**REQUIREMENTS**.
Without the pictures, print each of the records below exactly as it appears.

»»

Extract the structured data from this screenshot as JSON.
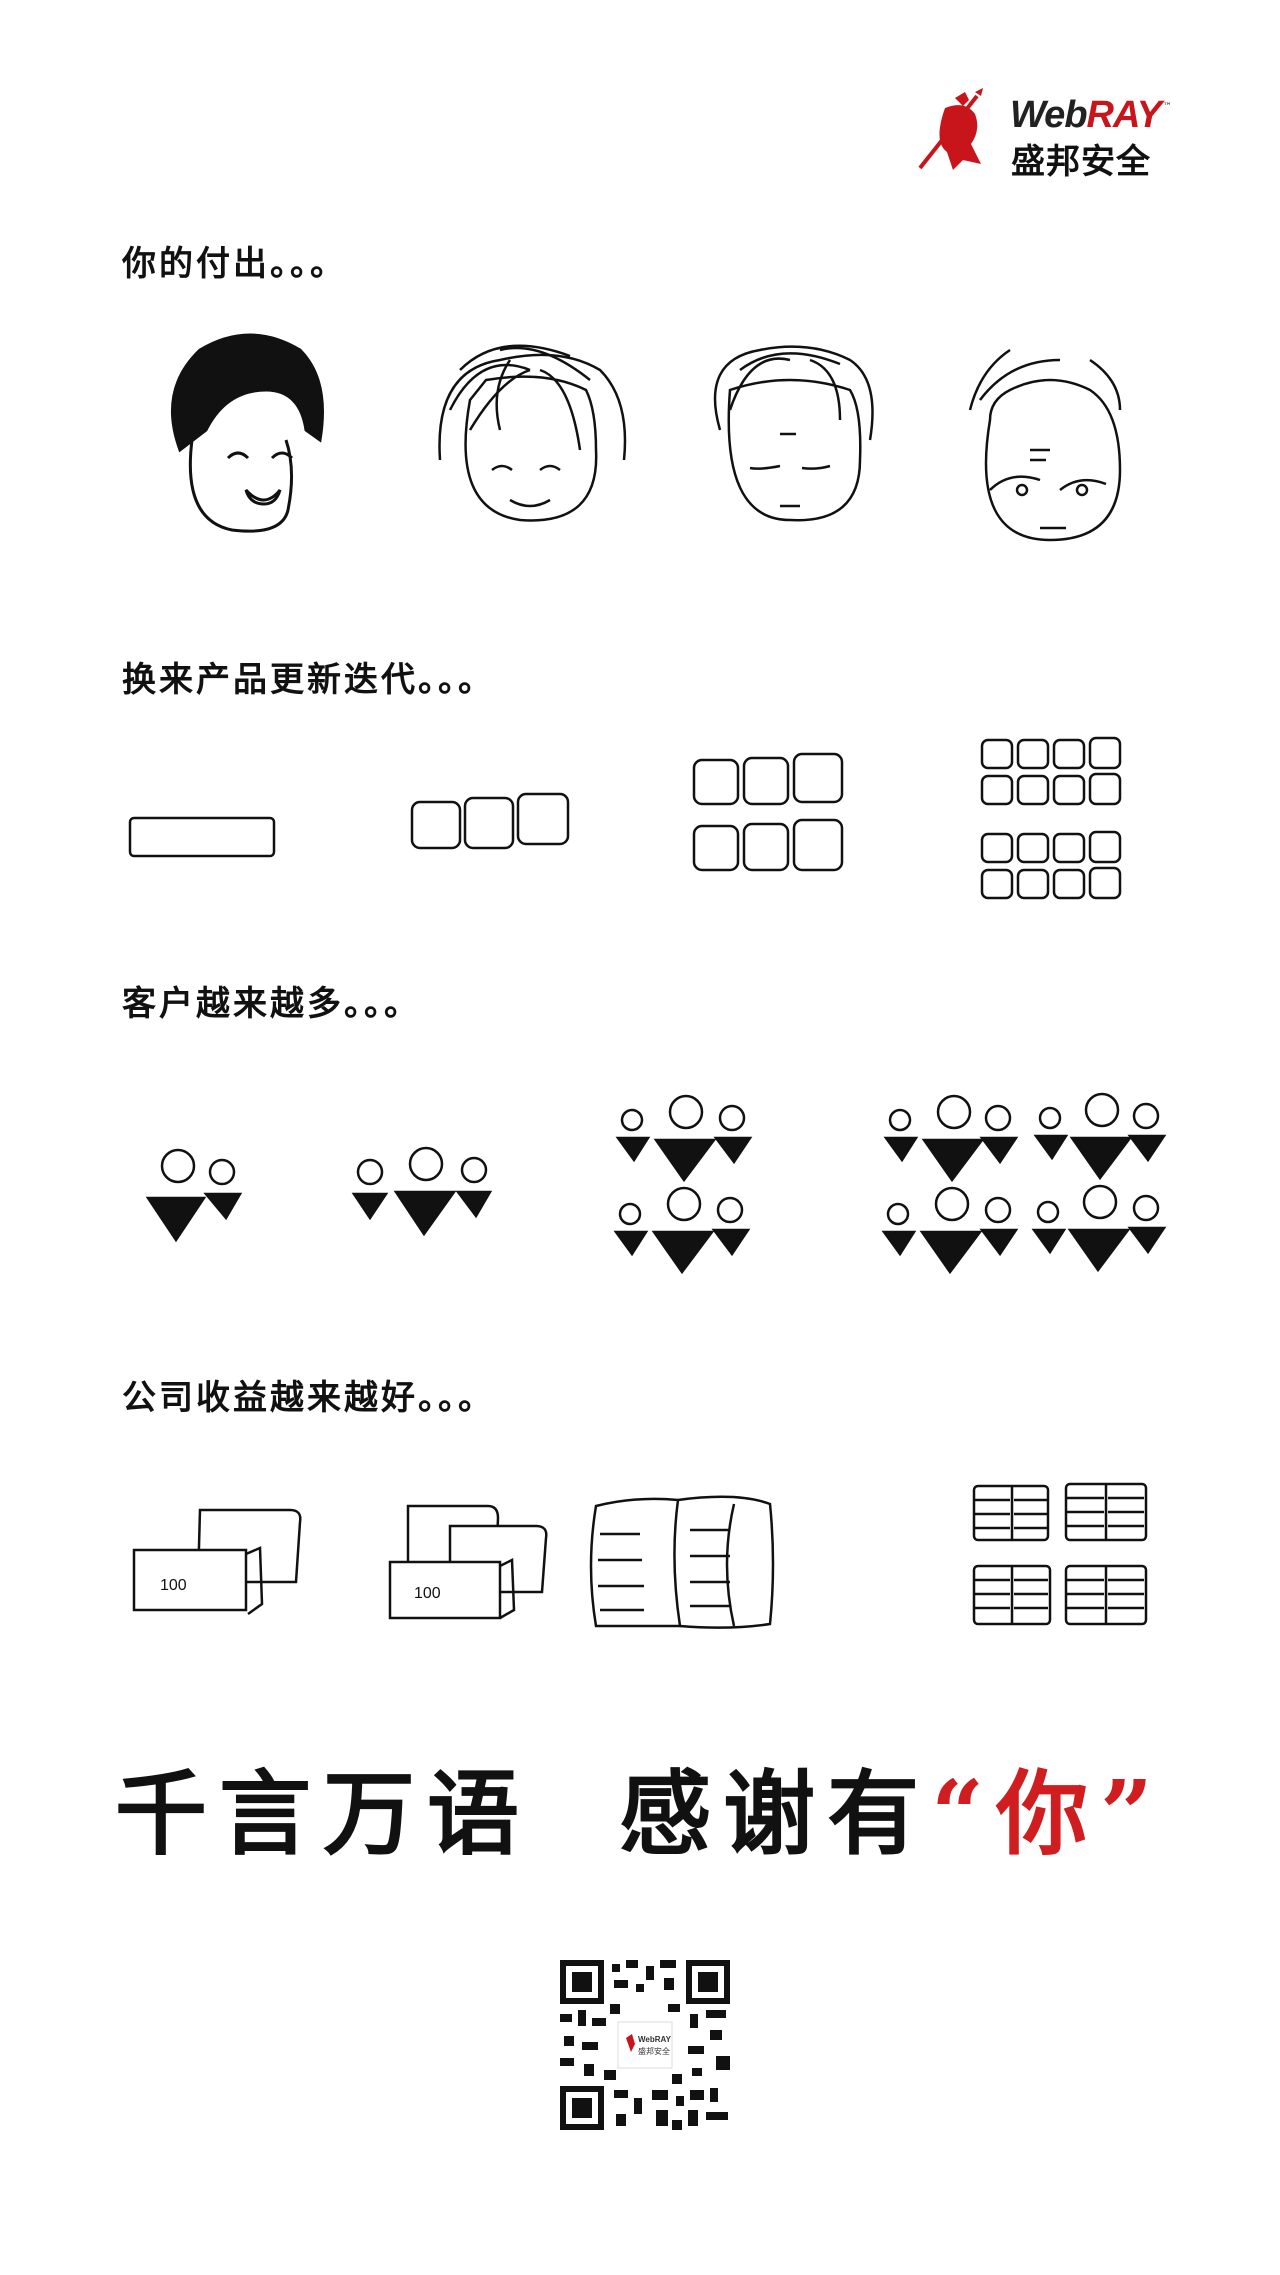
{
  "logo": {
    "web": "Web",
    "ray": "RAY",
    "tm": "™",
    "cn": "盛邦安全",
    "brand_red": "#c8151b"
  },
  "sections": [
    {
      "heading": "你的付出。。。"
    },
    {
      "heading": "换来产品更新迭代。。。"
    },
    {
      "heading": "客户越来越多。。。"
    },
    {
      "heading": "公司收益越来越好。。。"
    }
  ],
  "money_label": "100",
  "slogan": {
    "left": "千言万语  感谢有",
    "open_quote": "“",
    "highlight": "你",
    "close_quote": "”",
    "highlight_color": "#d01d1f"
  },
  "qr": {
    "icon": "qr-code-icon"
  }
}
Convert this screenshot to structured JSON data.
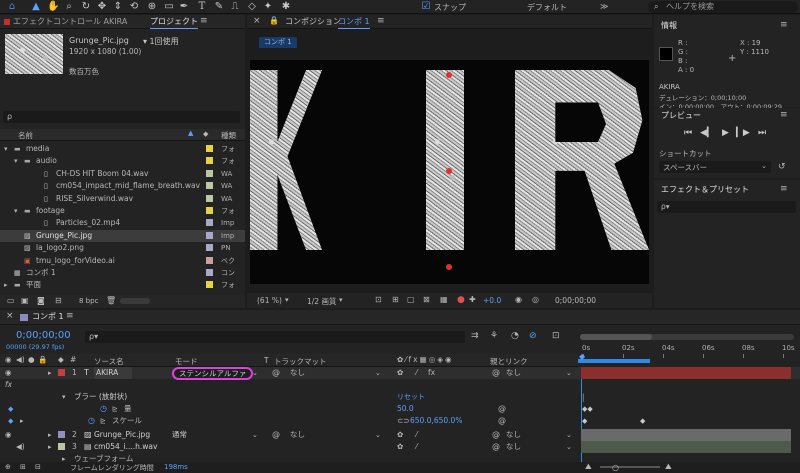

««

**REPLY TO THE EXERCISE**.
Extract the structured data from this screenshot as JSON.
{
  "logo": {
    "web": "Web",
    "ray": "RAY",
    "tm": "™",
    "cn": "盛邦安全",
    "brand_red": "#c8151b"
  },
  "sections": [
    {
      "heading": "你的付出。。。"
    },
    {
      "heading": "换来产品更新迭代。。。"
    },
    {
      "heading": "客户越来越多。。。"
    },
    {
      "heading": "公司收益越来越好。。。"
    }
  ],
  "money_label": "100",
  "slogan": {
    "left": "千言万语  感谢有",
    "open_quote": "“",
    "highlight": "你",
    "close_quote": "”",
    "highlight_color": "#d01d1f"
  },
  "qr": {
    "icon": "qr-code-icon"
  }
}
Convert this screenshot to structured JSON data.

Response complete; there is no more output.